--- BEGIN Data shown ---
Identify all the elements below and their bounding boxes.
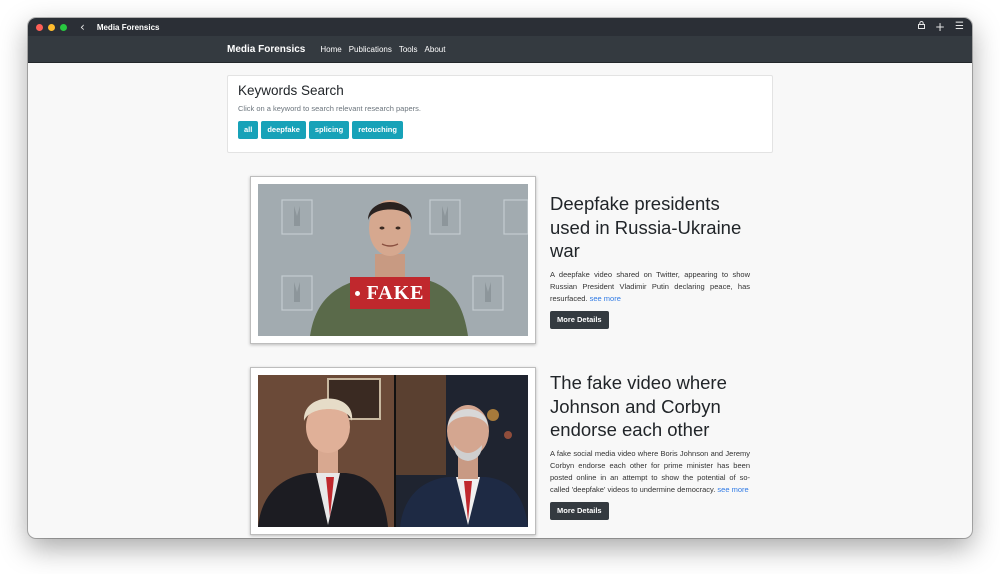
fake-badge-dot	[355, 290, 361, 296]
article-title[interactable]: Deepfake presidents used in Russia-Ukrai…	[550, 192, 750, 263]
page-content: Keywords Search Click on a keyword to se…	[28, 63, 972, 538]
tag-retouching[interactable]: retouching	[352, 121, 403, 139]
back-arrow-icon[interactable]: ‹	[80, 18, 85, 36]
article-description: A fake social media video where Boris Jo…	[550, 448, 750, 496]
see-more-link[interactable]: see more	[590, 294, 621, 303]
close-window-button[interactable]	[36, 23, 43, 31]
menu-icon[interactable]: ☰	[955, 18, 964, 36]
minimize-window-button[interactable]	[48, 23, 55, 31]
article-title[interactable]: The fake video where Johnson and Corbyn …	[550, 371, 750, 442]
keywords-search-card: Keywords Search Click on a keyword to se…	[227, 75, 773, 153]
article-thumbnail	[258, 375, 528, 527]
toolbar-right: + ☰	[917, 18, 964, 36]
lock-icon[interactable]	[917, 18, 925, 36]
article-text: Deepfake presidents used in Russia-Ukrai…	[550, 176, 750, 329]
keyword-tags: all deepfake splicing retouching	[238, 121, 762, 139]
site-navbar: Media Forensics Home Publications Tools …	[28, 36, 972, 63]
see-more-link[interactable]: see more	[717, 485, 748, 494]
article-thumbnail-frame[interactable]	[250, 367, 536, 535]
article-thumbnail-frame[interactable]: FAKE	[250, 176, 536, 344]
nav-link-tools[interactable]: Tools	[399, 45, 418, 54]
more-details-button[interactable]: More Details	[550, 501, 609, 520]
nav-link-about[interactable]: About	[425, 45, 446, 54]
tag-splicing[interactable]: splicing	[308, 121, 350, 139]
window-controls	[36, 23, 67, 31]
title-bar: ‹ Media Forensics + ☰	[28, 18, 972, 36]
nav-link-publications[interactable]: Publications	[349, 45, 392, 54]
tag-deepfake[interactable]: deepfake	[261, 121, 306, 139]
tag-all[interactable]: all	[238, 121, 259, 139]
more-details-button[interactable]: More Details	[550, 310, 609, 329]
browser-window: ‹ Media Forensics + ☰ Media Forensics Ho…	[28, 18, 972, 538]
fake-badge: FAKE	[350, 277, 430, 309]
search-subtitle: Click on a keyword to search relevant re…	[238, 104, 422, 113]
article-description: A deepfake video shared on Twitter, appe…	[550, 269, 750, 305]
fake-badge-text: FAKE	[366, 281, 425, 304]
window-title: Media Forensics	[96, 22, 160, 32]
zoom-window-button[interactable]	[60, 23, 67, 31]
article-description-text: A deepfake video shared on Twitter, appe…	[550, 269, 750, 303]
site-brand[interactable]: Media Forensics	[227, 44, 305, 55]
nav-link-home[interactable]: Home	[320, 45, 341, 54]
new-tab-icon[interactable]: +	[935, 18, 945, 36]
search-title: Keywords Search	[238, 83, 344, 98]
article-thumbnail: FAKE	[258, 184, 528, 336]
article-text: The fake video where Johnson and Corbyn …	[550, 367, 750, 520]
--- END Data shown ---
*Set problem:* Copy the records verbatim, starting at the line that contains "290, 361, 296]" and ending at the line that contains "121, 403, 139]", with both of those lines included.

*Task response:*
fake-badge-dot	[355, 290, 361, 296]
article-title[interactable]: Deepfake presidents used in Russia-Ukrai…	[550, 192, 750, 263]
page-content: Keywords Search Click on a keyword to se…	[28, 63, 972, 538]
tag-retouching[interactable]: retouching	[352, 121, 403, 139]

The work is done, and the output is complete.